• [WHAT THIS TASK INVOLVES]
Show each line of the data below that has the string "left" in it.

• [RECORDS SHOWN]
──────

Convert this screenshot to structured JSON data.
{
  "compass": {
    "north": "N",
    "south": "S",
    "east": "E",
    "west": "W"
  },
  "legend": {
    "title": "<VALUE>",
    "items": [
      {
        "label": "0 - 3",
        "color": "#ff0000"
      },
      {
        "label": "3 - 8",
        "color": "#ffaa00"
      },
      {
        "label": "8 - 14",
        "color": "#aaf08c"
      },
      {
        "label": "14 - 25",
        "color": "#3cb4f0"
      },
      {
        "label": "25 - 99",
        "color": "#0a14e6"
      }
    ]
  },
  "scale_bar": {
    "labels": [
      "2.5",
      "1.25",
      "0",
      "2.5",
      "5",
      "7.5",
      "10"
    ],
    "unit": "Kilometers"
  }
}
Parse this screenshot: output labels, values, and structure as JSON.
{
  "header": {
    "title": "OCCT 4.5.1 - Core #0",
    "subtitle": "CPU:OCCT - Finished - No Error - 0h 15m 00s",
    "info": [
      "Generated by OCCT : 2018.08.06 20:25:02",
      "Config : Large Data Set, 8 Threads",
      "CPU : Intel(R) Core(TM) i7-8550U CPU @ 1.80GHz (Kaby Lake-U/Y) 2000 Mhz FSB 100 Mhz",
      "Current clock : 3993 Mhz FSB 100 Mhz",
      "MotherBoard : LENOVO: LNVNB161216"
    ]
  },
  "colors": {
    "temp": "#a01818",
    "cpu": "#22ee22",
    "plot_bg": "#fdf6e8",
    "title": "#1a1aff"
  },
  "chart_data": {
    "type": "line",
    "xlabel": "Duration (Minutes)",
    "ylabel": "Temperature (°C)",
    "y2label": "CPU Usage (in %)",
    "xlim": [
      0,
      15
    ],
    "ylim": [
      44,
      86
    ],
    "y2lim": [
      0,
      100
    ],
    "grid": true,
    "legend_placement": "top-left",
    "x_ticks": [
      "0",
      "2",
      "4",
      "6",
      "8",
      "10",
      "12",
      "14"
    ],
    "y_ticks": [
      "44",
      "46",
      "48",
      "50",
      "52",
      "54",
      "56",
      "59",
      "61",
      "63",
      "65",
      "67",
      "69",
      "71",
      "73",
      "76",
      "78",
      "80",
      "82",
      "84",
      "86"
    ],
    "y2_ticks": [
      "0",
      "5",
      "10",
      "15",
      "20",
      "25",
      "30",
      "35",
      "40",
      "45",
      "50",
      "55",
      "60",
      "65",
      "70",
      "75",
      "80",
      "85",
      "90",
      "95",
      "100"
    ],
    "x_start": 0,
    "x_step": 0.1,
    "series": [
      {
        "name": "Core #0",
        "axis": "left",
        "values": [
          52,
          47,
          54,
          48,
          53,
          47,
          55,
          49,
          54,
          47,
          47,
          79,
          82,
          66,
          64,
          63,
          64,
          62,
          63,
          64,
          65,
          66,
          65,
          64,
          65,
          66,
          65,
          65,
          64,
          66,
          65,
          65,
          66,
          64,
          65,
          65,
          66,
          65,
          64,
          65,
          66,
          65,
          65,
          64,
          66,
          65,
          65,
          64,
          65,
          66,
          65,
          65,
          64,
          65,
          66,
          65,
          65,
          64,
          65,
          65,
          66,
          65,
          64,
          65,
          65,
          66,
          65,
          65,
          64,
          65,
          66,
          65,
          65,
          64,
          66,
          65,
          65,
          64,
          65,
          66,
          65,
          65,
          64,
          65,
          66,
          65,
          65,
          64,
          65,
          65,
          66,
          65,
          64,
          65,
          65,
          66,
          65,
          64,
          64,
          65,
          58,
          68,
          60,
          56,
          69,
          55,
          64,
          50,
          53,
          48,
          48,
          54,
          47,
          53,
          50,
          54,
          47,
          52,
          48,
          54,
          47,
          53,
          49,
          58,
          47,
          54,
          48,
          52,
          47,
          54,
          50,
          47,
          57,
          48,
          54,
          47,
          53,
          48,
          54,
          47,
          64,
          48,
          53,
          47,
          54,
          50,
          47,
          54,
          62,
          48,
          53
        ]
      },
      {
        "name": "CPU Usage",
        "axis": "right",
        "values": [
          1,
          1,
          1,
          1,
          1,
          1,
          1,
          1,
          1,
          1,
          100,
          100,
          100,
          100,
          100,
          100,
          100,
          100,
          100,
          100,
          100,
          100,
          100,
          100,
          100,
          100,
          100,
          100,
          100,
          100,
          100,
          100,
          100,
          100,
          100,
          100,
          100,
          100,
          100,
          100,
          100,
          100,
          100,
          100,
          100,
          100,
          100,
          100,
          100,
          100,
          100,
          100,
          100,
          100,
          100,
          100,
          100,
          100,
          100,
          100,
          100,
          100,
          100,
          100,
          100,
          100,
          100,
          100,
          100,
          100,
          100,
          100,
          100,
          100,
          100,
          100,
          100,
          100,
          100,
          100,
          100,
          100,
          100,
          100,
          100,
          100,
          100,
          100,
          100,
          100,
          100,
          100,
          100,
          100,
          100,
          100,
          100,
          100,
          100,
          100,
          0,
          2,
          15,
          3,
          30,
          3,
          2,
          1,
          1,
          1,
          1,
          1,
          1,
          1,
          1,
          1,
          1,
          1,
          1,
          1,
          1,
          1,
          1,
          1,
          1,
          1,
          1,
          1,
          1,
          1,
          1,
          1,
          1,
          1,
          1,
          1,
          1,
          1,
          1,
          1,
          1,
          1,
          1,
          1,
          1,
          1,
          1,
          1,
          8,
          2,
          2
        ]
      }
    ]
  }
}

──────

• [FULL RESPONSE]
    "legend_placement": "top-left",
        "axis": "left",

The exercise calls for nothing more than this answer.